[Dataset entries on figures]

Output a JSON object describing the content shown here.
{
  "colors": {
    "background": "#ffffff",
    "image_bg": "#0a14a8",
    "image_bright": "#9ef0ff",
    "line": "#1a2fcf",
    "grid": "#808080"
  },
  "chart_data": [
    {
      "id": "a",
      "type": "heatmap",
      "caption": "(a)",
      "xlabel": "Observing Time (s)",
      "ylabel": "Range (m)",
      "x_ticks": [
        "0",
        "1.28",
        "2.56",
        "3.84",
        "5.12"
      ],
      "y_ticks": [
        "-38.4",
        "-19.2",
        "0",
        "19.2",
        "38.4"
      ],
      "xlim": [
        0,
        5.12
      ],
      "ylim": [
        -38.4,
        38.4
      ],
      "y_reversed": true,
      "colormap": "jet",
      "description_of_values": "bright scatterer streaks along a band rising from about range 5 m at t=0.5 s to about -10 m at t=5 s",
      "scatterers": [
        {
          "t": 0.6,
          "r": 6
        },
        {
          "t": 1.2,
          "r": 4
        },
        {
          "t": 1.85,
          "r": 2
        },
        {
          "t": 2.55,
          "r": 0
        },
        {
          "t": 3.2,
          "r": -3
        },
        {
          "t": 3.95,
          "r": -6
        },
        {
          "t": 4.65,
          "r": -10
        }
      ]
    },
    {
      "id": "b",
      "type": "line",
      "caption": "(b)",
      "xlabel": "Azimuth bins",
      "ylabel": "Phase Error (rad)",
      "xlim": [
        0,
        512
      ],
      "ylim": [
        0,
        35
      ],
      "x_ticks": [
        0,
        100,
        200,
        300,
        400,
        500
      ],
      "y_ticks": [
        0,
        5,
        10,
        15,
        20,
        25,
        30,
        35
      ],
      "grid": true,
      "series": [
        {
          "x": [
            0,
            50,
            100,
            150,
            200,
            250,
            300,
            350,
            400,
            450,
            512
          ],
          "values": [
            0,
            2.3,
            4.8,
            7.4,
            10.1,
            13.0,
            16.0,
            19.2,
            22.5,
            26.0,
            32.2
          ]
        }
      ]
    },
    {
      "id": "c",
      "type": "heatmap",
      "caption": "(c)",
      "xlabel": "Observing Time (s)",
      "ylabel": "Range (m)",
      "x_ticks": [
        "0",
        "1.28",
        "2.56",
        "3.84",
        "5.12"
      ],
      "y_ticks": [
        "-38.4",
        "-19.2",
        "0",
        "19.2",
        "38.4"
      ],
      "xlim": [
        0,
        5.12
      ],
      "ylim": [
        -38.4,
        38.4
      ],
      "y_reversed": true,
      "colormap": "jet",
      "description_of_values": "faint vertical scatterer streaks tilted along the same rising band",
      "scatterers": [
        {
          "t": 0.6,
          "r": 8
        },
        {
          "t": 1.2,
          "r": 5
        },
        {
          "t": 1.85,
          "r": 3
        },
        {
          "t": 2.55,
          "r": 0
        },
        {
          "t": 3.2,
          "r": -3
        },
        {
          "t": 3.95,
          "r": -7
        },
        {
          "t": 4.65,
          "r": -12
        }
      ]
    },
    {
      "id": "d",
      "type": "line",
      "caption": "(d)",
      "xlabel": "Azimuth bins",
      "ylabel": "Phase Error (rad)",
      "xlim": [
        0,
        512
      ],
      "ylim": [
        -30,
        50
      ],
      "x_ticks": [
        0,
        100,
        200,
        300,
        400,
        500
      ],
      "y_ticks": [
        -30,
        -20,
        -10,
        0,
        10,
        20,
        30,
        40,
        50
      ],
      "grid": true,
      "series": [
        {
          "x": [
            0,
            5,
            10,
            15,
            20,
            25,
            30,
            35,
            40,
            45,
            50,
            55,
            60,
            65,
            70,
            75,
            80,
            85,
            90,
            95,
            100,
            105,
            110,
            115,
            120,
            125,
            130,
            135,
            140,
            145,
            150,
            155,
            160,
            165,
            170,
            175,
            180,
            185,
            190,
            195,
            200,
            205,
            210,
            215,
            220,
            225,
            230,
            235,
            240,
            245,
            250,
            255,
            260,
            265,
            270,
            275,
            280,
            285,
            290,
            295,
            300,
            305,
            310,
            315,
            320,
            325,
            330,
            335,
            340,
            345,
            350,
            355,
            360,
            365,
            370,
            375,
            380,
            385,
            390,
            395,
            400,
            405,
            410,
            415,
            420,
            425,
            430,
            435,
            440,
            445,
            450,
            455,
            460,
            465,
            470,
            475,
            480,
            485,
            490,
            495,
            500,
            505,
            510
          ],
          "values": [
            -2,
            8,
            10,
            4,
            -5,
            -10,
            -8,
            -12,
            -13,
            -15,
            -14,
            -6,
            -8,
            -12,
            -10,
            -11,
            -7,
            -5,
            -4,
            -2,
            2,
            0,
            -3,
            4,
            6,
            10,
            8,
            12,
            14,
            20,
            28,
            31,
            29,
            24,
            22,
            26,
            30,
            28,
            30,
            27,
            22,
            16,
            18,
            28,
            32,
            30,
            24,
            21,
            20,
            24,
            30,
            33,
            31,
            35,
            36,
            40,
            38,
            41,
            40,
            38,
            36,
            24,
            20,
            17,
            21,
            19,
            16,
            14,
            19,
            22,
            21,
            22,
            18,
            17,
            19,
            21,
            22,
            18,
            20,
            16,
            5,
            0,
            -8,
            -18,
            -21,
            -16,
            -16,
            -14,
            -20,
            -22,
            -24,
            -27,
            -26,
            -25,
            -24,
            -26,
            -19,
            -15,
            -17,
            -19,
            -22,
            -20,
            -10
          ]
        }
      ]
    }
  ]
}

▸ **EXERCISE PROMPT**
Each record should come back exactly as written.

▸ **ANSWER TO THIS EXERCISE**
Output a JSON object describing the content shown here.
{
  "colors": {
    "background": "#ffffff",
    "image_bg": "#0a14a8",
    "image_bright": "#9ef0ff",
    "line": "#1a2fcf",
    "grid": "#808080"
  },
  "chart_data": [
    {
      "id": "a",
      "type": "heatmap",
      "caption": "(a)",
      "xlabel": "Observing Time (s)",
      "ylabel": "Range (m)",
      "x_ticks": [
        "0",
        "1.28",
        "2.56",
        "3.84",
        "5.12"
      ],
      "y_ticks": [
        "-38.4",
        "-19.2",
        "0",
        "19.2",
        "38.4"
      ],
      "xlim": [
        0,
        5.12
      ],
      "ylim": [
        -38.4,
        38.4
      ],
      "y_reversed": true,
      "colormap": "jet",
      "description_of_values": "bright scatterer streaks along a band rising from about range 5 m at t=0.5 s to about -10 m at t=5 s",
      "scatterers": [
        {
          "t": 0.6,
          "r": 6
        },
        {
          "t": 1.2,
          "r": 4
        },
        {
          "t": 1.85,
          "r": 2
        },
        {
          "t": 2.55,
          "r": 0
        },
        {
          "t": 3.2,
          "r": -3
        },
        {
          "t": 3.95,
          "r": -6
        },
        {
          "t": 4.65,
          "r": -10
        }
      ]
    },
    {
      "id": "b",
      "type": "line",
      "caption": "(b)",
      "xlabel": "Azimuth bins",
      "ylabel": "Phase Error (rad)",
      "xlim": [
        0,
        512
      ],
      "ylim": [
        0,
        35
      ],
      "x_ticks": [
        0,
        100,
        200,
        300,
        400,
        500
      ],
      "y_ticks": [
        0,
        5,
        10,
        15,
        20,
        25,
        30,
        35
      ],
      "grid": true,
      "series": [
        {
          "x": [
            0,
            50,
            100,
            150,
            200,
            250,
            300,
            350,
            400,
            450,
            512
          ],
          "values": [
            0,
            2.3,
            4.8,
            7.4,
            10.1,
            13.0,
            16.0,
            19.2,
            22.5,
            26.0,
            32.2
          ]
        }
      ]
    },
    {
      "id": "c",
      "type": "heatmap",
      "caption": "(c)",
      "xlabel": "Observing Time (s)",
      "ylabel": "Range (m)",
      "x_ticks": [
        "0",
        "1.28",
        "2.56",
        "3.84",
        "5.12"
      ],
      "y_ticks": [
        "-38.4",
        "-19.2",
        "0",
        "19.2",
        "38.4"
      ],
      "xlim": [
        0,
        5.12
      ],
      "ylim": [
        -38.4,
        38.4
      ],
      "y_reversed": true,
      "colormap": "jet",
      "description_of_values": "faint vertical scatterer streaks tilted along the same rising band",
      "scatterers": [
        {
          "t": 0.6,
          "r": 8
        },
        {
          "t": 1.2,
          "r": 5
        },
        {
          "t": 1.85,
          "r": 3
        },
        {
          "t": 2.55,
          "r": 0
        },
        {
          "t": 3.2,
          "r": -3
        },
        {
          "t": 3.95,
          "r": -7
        },
        {
          "t": 4.65,
          "r": -12
        }
      ]
    },
    {
      "id": "d",
      "type": "line",
      "caption": "(d)",
      "xlabel": "Azimuth bins",
      "ylabel": "Phase Error (rad)",
      "xlim": [
        0,
        512
      ],
      "ylim": [
        -30,
        50
      ],
      "x_ticks": [
        0,
        100,
        200,
        300,
        400,
        500
      ],
      "y_ticks": [
        -30,
        -20,
        -10,
        0,
        10,
        20,
        30,
        40,
        50
      ],
      "grid": true,
      "series": [
        {
          "x": [
            0,
            5,
            10,
            15,
            20,
            25,
            30,
            35,
            40,
            45,
            50,
            55,
            60,
            65,
            70,
            75,
            80,
            85,
            90,
            95,
            100,
            105,
            110,
            115,
            120,
            125,
            130,
            135,
            140,
            145,
            150,
            155,
            160,
            165,
            170,
            175,
            180,
            185,
            190,
            195,
            200,
            205,
            210,
            215,
            220,
            225,
            230,
            235,
            240,
            245,
            250,
            255,
            260,
            265,
            270,
            275,
            280,
            285,
            290,
            295,
            300,
            305,
            310,
            315,
            320,
            325,
            330,
            335,
            340,
            345,
            350,
            355,
            360,
            365,
            370,
            375,
            380,
            385,
            390,
            395,
            400,
            405,
            410,
            415,
            420,
            425,
            430,
            435,
            440,
            445,
            450,
            455,
            460,
            465,
            470,
            475,
            480,
            485,
            490,
            495,
            500,
            505,
            510
          ],
          "values": [
            -2,
            8,
            10,
            4,
            -5,
            -10,
            -8,
            -12,
            -13,
            -15,
            -14,
            -6,
            -8,
            -12,
            -10,
            -11,
            -7,
            -5,
            -4,
            -2,
            2,
            0,
            -3,
            4,
            6,
            10,
            8,
            12,
            14,
            20,
            28,
            31,
            29,
            24,
            22,
            26,
            30,
            28,
            30,
            27,
            22,
            16,
            18,
            28,
            32,
            30,
            24,
            21,
            20,
            24,
            30,
            33,
            31,
            35,
            36,
            40,
            38,
            41,
            40,
            38,
            36,
            24,
            20,
            17,
            21,
            19,
            16,
            14,
            19,
            22,
            21,
            22,
            18,
            17,
            19,
            21,
            22,
            18,
            20,
            16,
            5,
            0,
            -8,
            -18,
            -21,
            -16,
            -16,
            -14,
            -20,
            -22,
            -24,
            -27,
            -26,
            -25,
            -24,
            -26,
            -19,
            -15,
            -17,
            -19,
            -22,
            -20,
            -10
          ]
        }
      ]
    }
  ]
}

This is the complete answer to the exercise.